Given request: Return the listing below exactly, with the pictures dropped.

○ ○ ○ ○

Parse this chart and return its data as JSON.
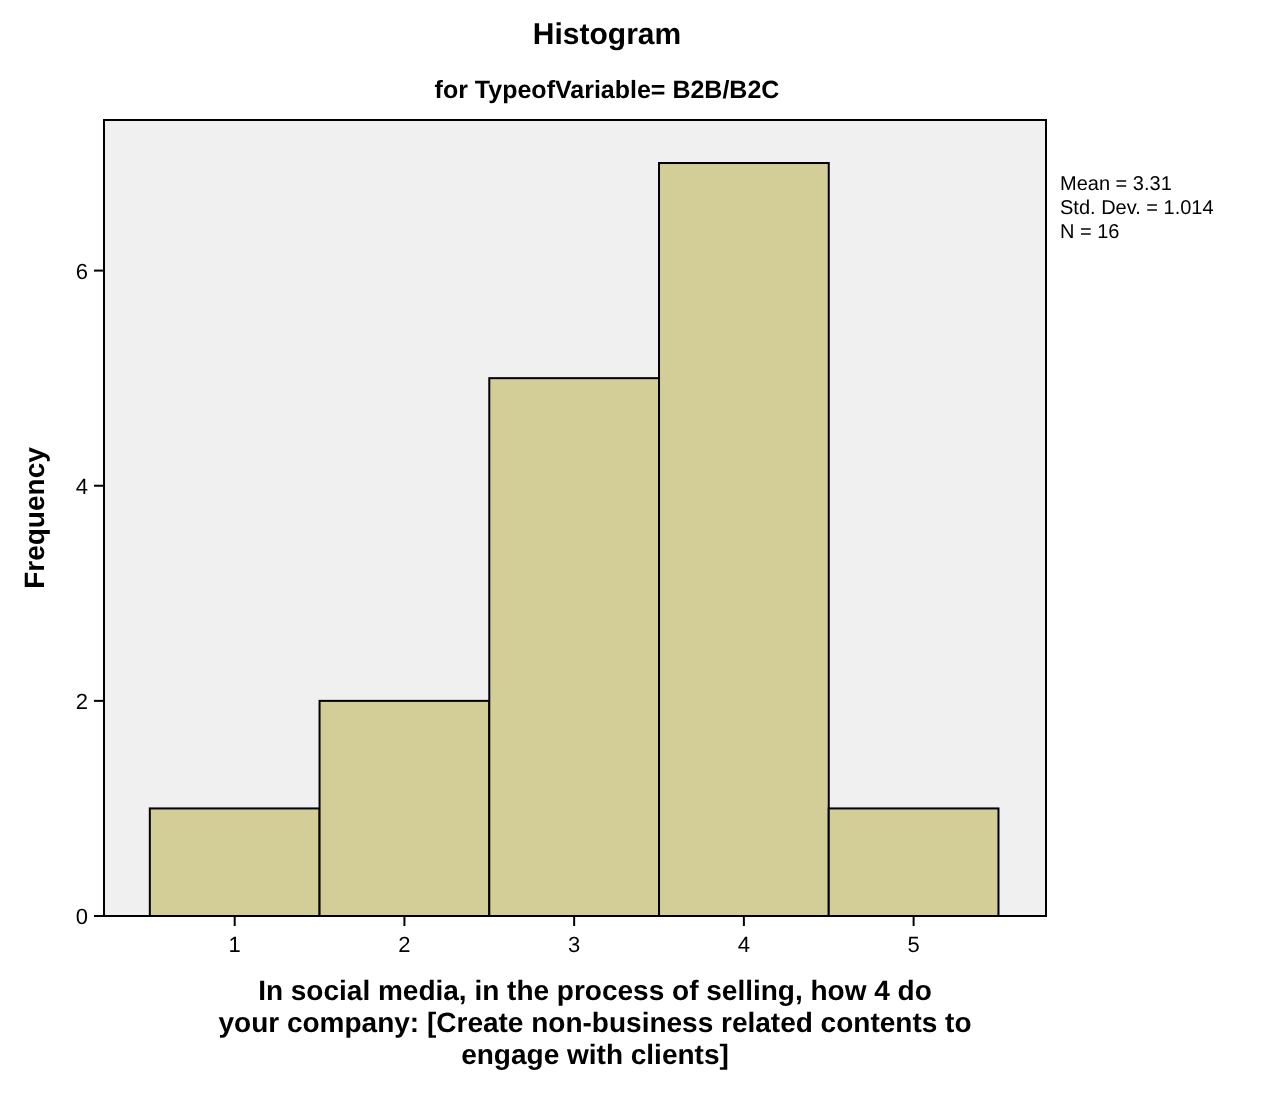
{
  "chart_data": {
    "type": "histogram",
    "title": "Histogram",
    "subtitle": "for TypeofVariable= B2B/B2C",
    "xlabel": "In social media, in the process of selling, how 4 do your company: [Create non-business related contents to engage with clients]",
    "ylabel": "Frequency",
    "bins": [
      0.5,
      1.5,
      2.5,
      3.5,
      4.5,
      5.5
    ],
    "values": [
      1,
      2,
      5,
      7,
      1
    ],
    "color": "#d3ce97",
    "xlim": [
      0.23,
      5.78
    ],
    "xticks": [
      1,
      2,
      3,
      4,
      5
    ],
    "ylim": [
      0,
      7.4
    ],
    "yticks": [
      0,
      2,
      4,
      6
    ],
    "grid": false,
    "annotations": [
      "Mean = 3.31\nStd. Dev. = 1.014\nN = 16"
    ]
  }
}
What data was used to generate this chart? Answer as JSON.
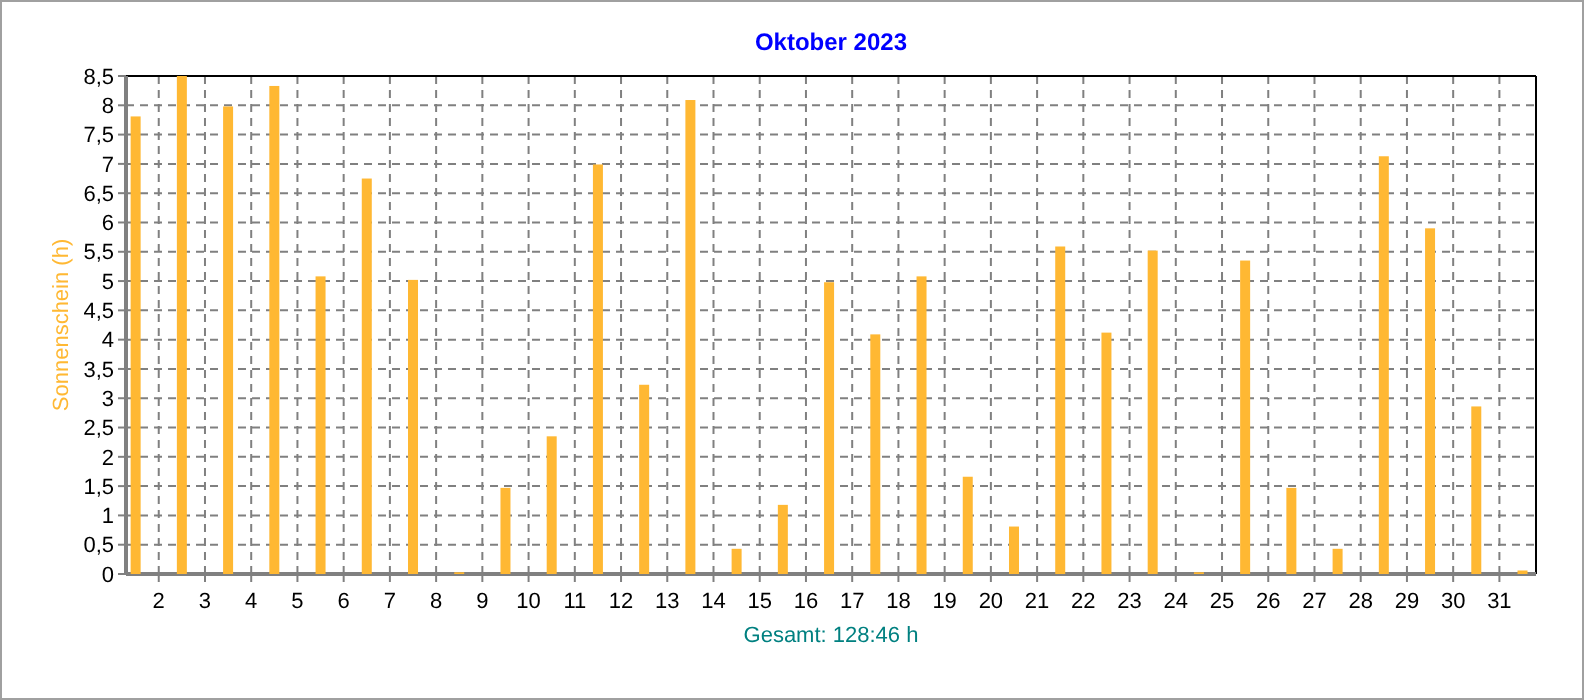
{
  "chart_data": {
    "type": "bar",
    "title": "Oktober 2023",
    "ylabel": "Sonnenschein  (h)",
    "annotations": [
      "Gesamt: 128:46 h"
    ],
    "x": [
      "2023-10-01T12:00",
      "2023-10-02T12:00",
      "2023-10-03T12:00",
      "2023-10-04T12:00",
      "2023-10-05T12:00",
      "2023-10-06T12:00",
      "2023-10-07T12:00",
      "2023-10-08T12:00",
      "2023-10-09T12:00",
      "2023-10-10T12:00",
      "2023-10-11T12:00",
      "2023-10-12T12:00",
      "2023-10-13T12:00",
      "2023-10-14T12:00",
      "2023-10-15T12:00",
      "2023-10-16T12:00",
      "2023-10-17T12:00",
      "2023-10-18T12:00",
      "2023-10-19T12:00",
      "2023-10-20T12:00",
      "2023-10-21T12:00",
      "2023-10-22T12:00",
      "2023-10-23T12:00",
      "2023-10-24T12:00",
      "2023-10-25T12:00",
      "2023-10-26T12:00",
      "2023-10-27T12:00",
      "2023-10-28T12:00",
      "2023-10-29T12:00",
      "2023-10-30T12:00",
      "2023-10-31T12:00"
    ],
    "values": [
      7.81,
      8.5,
      7.98,
      8.33,
      5.08,
      6.75,
      5.02,
      0.03,
      1.47,
      2.35,
      6.99,
      3.23,
      8.09,
      0.43,
      1.18,
      4.98,
      4.09,
      5.08,
      1.66,
      0.81,
      5.59,
      4.12,
      5.52,
      0.03,
      5.35,
      1.47,
      0.43,
      7.13,
      5.9,
      2.86,
      0.06
    ],
    "color": "#ffb833",
    "xlim": [
      "2023-10-01T07:00",
      "2023-10-31T19:00"
    ],
    "xticks": [
      {
        "value": "2023-10-02",
        "label": "2"
      },
      {
        "value": "2023-10-03",
        "label": "3"
      },
      {
        "value": "2023-10-04",
        "label": "4"
      },
      {
        "value": "2023-10-05",
        "label": "5"
      },
      {
        "value": "2023-10-06",
        "label": "6"
      },
      {
        "value": "2023-10-07",
        "label": "7"
      },
      {
        "value": "2023-10-08",
        "label": "8"
      },
      {
        "value": "2023-10-09",
        "label": "9"
      },
      {
        "value": "2023-10-10",
        "label": "10"
      },
      {
        "value": "2023-10-11",
        "label": "11"
      },
      {
        "value": "2023-10-12",
        "label": "12"
      },
      {
        "value": "2023-10-13",
        "label": "13"
      },
      {
        "value": "2023-10-14",
        "label": "14"
      },
      {
        "value": "2023-10-15",
        "label": "15"
      },
      {
        "value": "2023-10-16",
        "label": "16"
      },
      {
        "value": "2023-10-17",
        "label": "17"
      },
      {
        "value": "2023-10-18",
        "label": "18"
      },
      {
        "value": "2023-10-19",
        "label": "19"
      },
      {
        "value": "2023-10-20",
        "label": "20"
      },
      {
        "value": "2023-10-21",
        "label": "21"
      },
      {
        "value": "2023-10-22",
        "label": "22"
      },
      {
        "value": "2023-10-23",
        "label": "23"
      },
      {
        "value": "2023-10-24",
        "label": "24"
      },
      {
        "value": "2023-10-25",
        "label": "25"
      },
      {
        "value": "2023-10-26",
        "label": "26"
      },
      {
        "value": "2023-10-27",
        "label": "27"
      },
      {
        "value": "2023-10-28",
        "label": "28"
      },
      {
        "value": "2023-10-29",
        "label": "29"
      },
      {
        "value": "2023-10-30",
        "label": "30"
      },
      {
        "value": "2023-10-31",
        "label": "31"
      }
    ],
    "ylim": [
      0,
      8.5
    ],
    "yticks": [
      0,
      {
        "value": 0.5,
        "label": "0,5"
      },
      1,
      {
        "value": 1.5,
        "label": "1,5"
      },
      2,
      {
        "value": 2.5,
        "label": "2,5"
      },
      3,
      {
        "value": 3.5,
        "label": "3,5"
      },
      4,
      {
        "value": 4.5,
        "label": "4,5"
      },
      5,
      {
        "value": 5.5,
        "label": "5,5"
      },
      6,
      {
        "value": 6.5,
        "label": "6,5"
      },
      7,
      {
        "value": 7.5,
        "label": "7,5"
      },
      8,
      {
        "value": 8.5,
        "label": "8,5"
      }
    ],
    "grid": true
  }
}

○ ○ ○ ○

Task result:
Parse this chart and return its data as JSON.
{
  "chart_data": {
    "type": "histogram",
    "title": "Histogram",
    "subtitle": "for TypeofVariable= B2B/B2C",
    "xlabel": "In social media, in the process of selling, how 4 do your company: [Create non-business related contents to engage with clients]",
    "ylabel": "Frequency",
    "bins": [
      0.5,
      1.5,
      2.5,
      3.5,
      4.5,
      5.5
    ],
    "values": [
      1,
      2,
      5,
      7,
      1
    ],
    "color": "#d3ce97",
    "xlim": [
      0.23,
      5.78
    ],
    "xticks": [
      1,
      2,
      3,
      4,
      5
    ],
    "ylim": [
      0,
      7.4
    ],
    "yticks": [
      0,
      2,
      4,
      6
    ],
    "grid": false,
    "annotations": [
      "Mean = 3.31\nStd. Dev. = 1.014\nN = 16"
    ]
  }
}
What data was used to generate this chart? Answer as JSON.
{
  "chart_data": {
    "type": "bar",
    "title": "Oktober 2023",
    "ylabel": "Sonnenschein  (h)",
    "annotations": [
      "Gesamt: 128:46 h"
    ],
    "x": [
      "2023-10-01T12:00",
      "2023-10-02T12:00",
      "2023-10-03T12:00",
      "2023-10-04T12:00",
      "2023-10-05T12:00",
      "2023-10-06T12:00",
      "2023-10-07T12:00",
      "2023-10-08T12:00",
      "2023-10-09T12:00",
      "2023-10-10T12:00",
      "2023-10-11T12:00",
      "2023-10-12T12:00",
      "2023-10-13T12:00",
      "2023-10-14T12:00",
      "2023-10-15T12:00",
      "2023-10-16T12:00",
      "2023-10-17T12:00",
      "2023-10-18T12:00",
      "2023-10-19T12:00",
      "2023-10-20T12:00",
      "2023-10-21T12:00",
      "2023-10-22T12:00",
      "2023-10-23T12:00",
      "2023-10-24T12:00",
      "2023-10-25T12:00",
      "2023-10-26T12:00",
      "2023-10-27T12:00",
      "2023-10-28T12:00",
      "2023-10-29T12:00",
      "2023-10-30T12:00",
      "2023-10-31T12:00"
    ],
    "values": [
      7.81,
      8.5,
      7.98,
      8.33,
      5.08,
      6.75,
      5.02,
      0.03,
      1.47,
      2.35,
      6.99,
      3.23,
      8.09,
      0.43,
      1.18,
      4.98,
      4.09,
      5.08,
      1.66,
      0.81,
      5.59,
      4.12,
      5.52,
      0.03,
      5.35,
      1.47,
      0.43,
      7.13,
      5.9,
      2.86,
      0.06
    ],
    "color": "#ffb833",
    "xlim": [
      "2023-10-01T07:00",
      "2023-10-31T19:00"
    ],
    "xticks": [
      {
        "value": "2023-10-02",
        "label": "2"
      },
      {
        "value": "2023-10-03",
        "label": "3"
      },
      {
        "value": "2023-10-04",
        "label": "4"
      },
      {
        "value": "2023-10-05",
        "label": "5"
      },
      {
        "value": "2023-10-06",
        "label": "6"
      },
      {
        "value": "2023-10-07",
        "label": "7"
      },
      {
        "value": "2023-10-08",
        "label": "8"
      },
      {
        "value": "2023-10-09",
        "label": "9"
      },
      {
        "value": "2023-10-10",
        "label": "10"
      },
      {
        "value": "2023-10-11",
        "label": "11"
      },
      {
        "value": "2023-10-12",
        "label": "12"
      },
      {
        "value": "2023-10-13",
        "label": "13"
      },
      {
        "value": "2023-10-14",
        "label": "14"
      },
      {
        "value": "2023-10-15",
        "label": "15"
      },
      {
        "value": "2023-10-16",
        "label": "16"
      },
      {
        "value": "2023-10-17",
        "label": "17"
      },
      {
        "value": "2023-10-18",
        "label": "18"
      },
      {
        "value": "2023-10-19",
        "label": "19"
      },
      {
        "value": "2023-10-20",
        "label": "20"
      },
      {
        "value": "2023-10-21",
        "label": "21"
      },
      {
        "value": "2023-10-22",
        "label": "22"
      },
      {
        "value": "2023-10-23",
        "label": "23"
      },
      {
        "value": "2023-10-24",
        "label": "24"
      },
      {
        "value": "2023-10-25",
        "label": "25"
      },
      {
        "value": "2023-10-26",
        "label": "26"
      },
      {
        "value": "2023-10-27",
        "label": "27"
      },
      {
        "value": "2023-10-28",
        "label": "28"
      },
      {
        "value": "2023-10-29",
        "label": "29"
      },
      {
        "value": "2023-10-30",
        "label": "30"
      },
      {
        "value": "2023-10-31",
        "label": "31"
      }
    ],
    "ylim": [
      0,
      8.5
    ],
    "yticks": [
      0,
      {
        "value": 0.5,
        "label": "0,5"
      },
      1,
      {
        "value": 1.5,
        "label": "1,5"
      },
      2,
      {
        "value": 2.5,
        "label": "2,5"
      },
      3,
      {
        "value": 3.5,
        "label": "3,5"
      },
      4,
      {
        "value": 4.5,
        "label": "4,5"
      },
      5,
      {
        "value": 5.5,
        "label": "5,5"
      },
      6,
      {
        "value": 6.5,
        "label": "6,5"
      },
      7,
      {
        "value": 7.5,
        "label": "7,5"
      },
      8,
      {
        "value": 8.5,
        "label": "8,5"
      }
    ],
    "grid": true
  }
}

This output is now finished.